Entries taken from a collection:

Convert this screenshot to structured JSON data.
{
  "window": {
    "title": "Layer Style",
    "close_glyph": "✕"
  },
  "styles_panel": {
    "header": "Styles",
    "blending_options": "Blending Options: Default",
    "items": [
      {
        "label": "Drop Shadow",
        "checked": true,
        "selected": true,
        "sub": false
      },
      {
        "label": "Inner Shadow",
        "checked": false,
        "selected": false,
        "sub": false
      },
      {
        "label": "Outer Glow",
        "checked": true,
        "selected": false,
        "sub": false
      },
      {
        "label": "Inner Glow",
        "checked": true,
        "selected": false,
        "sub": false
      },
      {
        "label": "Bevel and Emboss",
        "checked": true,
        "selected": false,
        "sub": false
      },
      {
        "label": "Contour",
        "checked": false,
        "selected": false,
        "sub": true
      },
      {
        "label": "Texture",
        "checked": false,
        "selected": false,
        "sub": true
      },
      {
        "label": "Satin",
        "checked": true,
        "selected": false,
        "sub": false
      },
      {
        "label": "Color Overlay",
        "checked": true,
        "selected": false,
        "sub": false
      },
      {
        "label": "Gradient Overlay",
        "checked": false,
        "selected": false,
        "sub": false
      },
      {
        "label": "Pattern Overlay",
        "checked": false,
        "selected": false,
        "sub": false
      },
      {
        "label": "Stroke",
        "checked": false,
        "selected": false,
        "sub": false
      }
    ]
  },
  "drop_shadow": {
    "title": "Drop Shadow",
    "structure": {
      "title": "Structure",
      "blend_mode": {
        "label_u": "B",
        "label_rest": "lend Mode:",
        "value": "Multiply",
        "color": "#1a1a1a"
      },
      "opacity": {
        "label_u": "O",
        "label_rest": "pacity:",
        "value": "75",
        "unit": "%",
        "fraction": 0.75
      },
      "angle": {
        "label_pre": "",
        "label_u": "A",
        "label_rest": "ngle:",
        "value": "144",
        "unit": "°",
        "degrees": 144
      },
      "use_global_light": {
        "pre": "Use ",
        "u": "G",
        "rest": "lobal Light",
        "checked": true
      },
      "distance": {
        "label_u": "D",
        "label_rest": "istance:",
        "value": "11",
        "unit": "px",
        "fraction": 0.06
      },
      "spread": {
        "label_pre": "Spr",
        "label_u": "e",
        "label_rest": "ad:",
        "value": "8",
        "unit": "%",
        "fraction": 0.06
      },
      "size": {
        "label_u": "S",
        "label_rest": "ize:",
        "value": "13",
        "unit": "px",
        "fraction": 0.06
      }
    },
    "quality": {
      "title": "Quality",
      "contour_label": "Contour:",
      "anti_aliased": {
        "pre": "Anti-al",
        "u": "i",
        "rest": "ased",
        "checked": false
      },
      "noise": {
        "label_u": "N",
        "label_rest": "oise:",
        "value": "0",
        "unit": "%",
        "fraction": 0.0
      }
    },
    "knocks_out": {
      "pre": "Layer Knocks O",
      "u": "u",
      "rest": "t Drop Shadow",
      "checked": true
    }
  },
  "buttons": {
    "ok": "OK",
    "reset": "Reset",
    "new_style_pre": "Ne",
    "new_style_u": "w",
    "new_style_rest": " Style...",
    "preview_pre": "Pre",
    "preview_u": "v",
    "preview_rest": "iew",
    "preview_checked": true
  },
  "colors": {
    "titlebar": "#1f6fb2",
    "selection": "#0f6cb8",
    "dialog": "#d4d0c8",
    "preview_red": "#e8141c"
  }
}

Given instruction: Look through the entries above; copy every line holding the string "Layer".

Answer to this problem:
    "title": "Layer Style",
      "pre": "Layer Knocks O",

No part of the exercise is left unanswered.